Dataset listings of figures ▸
## Start

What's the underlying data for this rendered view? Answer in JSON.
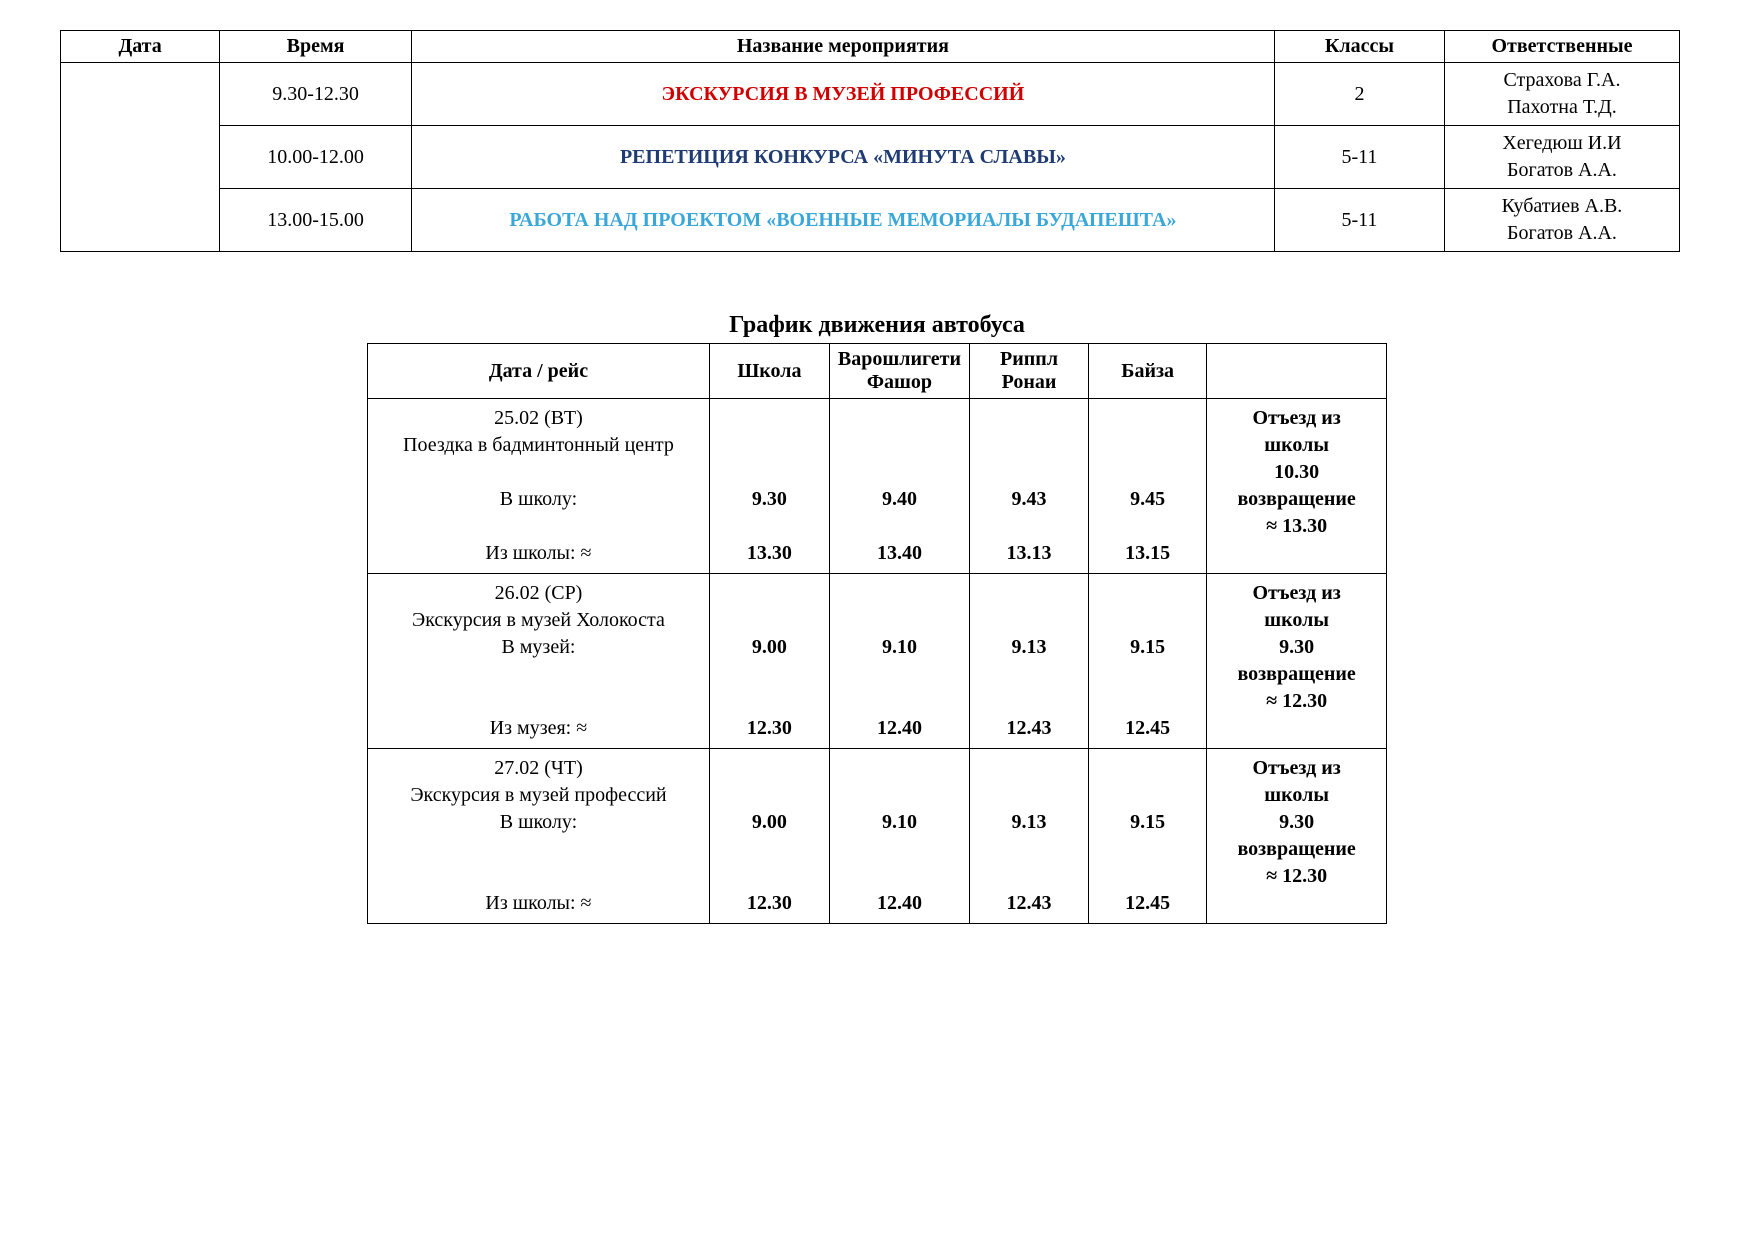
{
  "events_table": {
    "headers": {
      "date": "Дата",
      "time": "Время",
      "event": "Название мероприятия",
      "classes": "Классы",
      "responsible": "Ответственные"
    },
    "rows": [
      {
        "time": "9.30-12.30",
        "event": "ЭКСКУРСИЯ В МУЗЕЙ ПРОФЕССИЙ",
        "event_color": "#d10000",
        "classes": "2",
        "resp1": "Страхова Г.А.",
        "resp2": "Пахотна Т.Д."
      },
      {
        "time": "10.00-12.00",
        "event": "РЕПЕТИЦИЯ КОНКУРСА «МИНУТА СЛАВЫ»",
        "event_color": "#1f3b73",
        "classes": "5-11",
        "resp1": "Хегедюш И.И",
        "resp2": "Богатов А.А."
      },
      {
        "time": "13.00-15.00",
        "event": "РАБОТА НАД ПРОЕКТОМ «ВОЕННЫЕ МЕМОРИАЛЫ БУДАПЕШТА»",
        "event_color": "#3aa7d9",
        "classes": "5-11",
        "resp1": "Кубатиев А.В.",
        "resp2": "Богатов А.А."
      }
    ]
  },
  "bus": {
    "title": "График движения автобуса",
    "headers": {
      "date": "Дата / рейс",
      "stop1": "Школа",
      "stop2": "Варошлигети Фашор",
      "stop3": "Риппл Ронаи",
      "stop4": "Байза",
      "note": ""
    },
    "rows": [
      {
        "date_l1": "25.02 (ВТ)",
        "date_l2": "Поездка в бадминтонный центр",
        "to_label": "В школу:",
        "to": [
          "9.30",
          "9.40",
          "9.43",
          "9.45"
        ],
        "from_label": "Из школы: ≈",
        "from": [
          "13.30",
          "13.40",
          "13.13",
          "13.15"
        ],
        "note_l1": "Отъезд из",
        "note_l2": "школы",
        "note_l3": "10.30",
        "note_l4": "возвращение",
        "note_l5": "≈ 13.30"
      },
      {
        "date_l1": "26.02 (СР)",
        "date_l2": "Экскурсия в музей Холокоста",
        "to_label": "В музей:",
        "to": [
          "9.00",
          "9.10",
          "9.13",
          "9.15"
        ],
        "from_label": "Из музея: ≈",
        "from": [
          "12.30",
          "12.40",
          "12.43",
          "12.45"
        ],
        "note_l1": "Отъезд из",
        "note_l2": "школы",
        "note_l3": "9.30",
        "note_l4": "возвращение",
        "note_l5": "≈ 12.30"
      },
      {
        "date_l1": "27.02 (ЧТ)",
        "date_l2": "Экскурсия в музей профессий",
        "to_label": "В школу:",
        "to": [
          "9.00",
          "9.10",
          "9.13",
          "9.15"
        ],
        "from_label": "Из школы: ≈",
        "from": [
          "12.30",
          "12.40",
          "12.43",
          "12.45"
        ],
        "note_l1": "Отъезд из",
        "note_l2": "школы",
        "note_l3": "9.30",
        "note_l4": "возвращение",
        "note_l5": "≈ 12.30"
      }
    ]
  }
}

## End

Short problem ▸ Pull out every line in the data above that has the word "time".

Exercise result ▸
      "time": "Время",
        "time": "9.30-12.30",
        "time": "10.00-12.00",
        "time": "13.00-15.00",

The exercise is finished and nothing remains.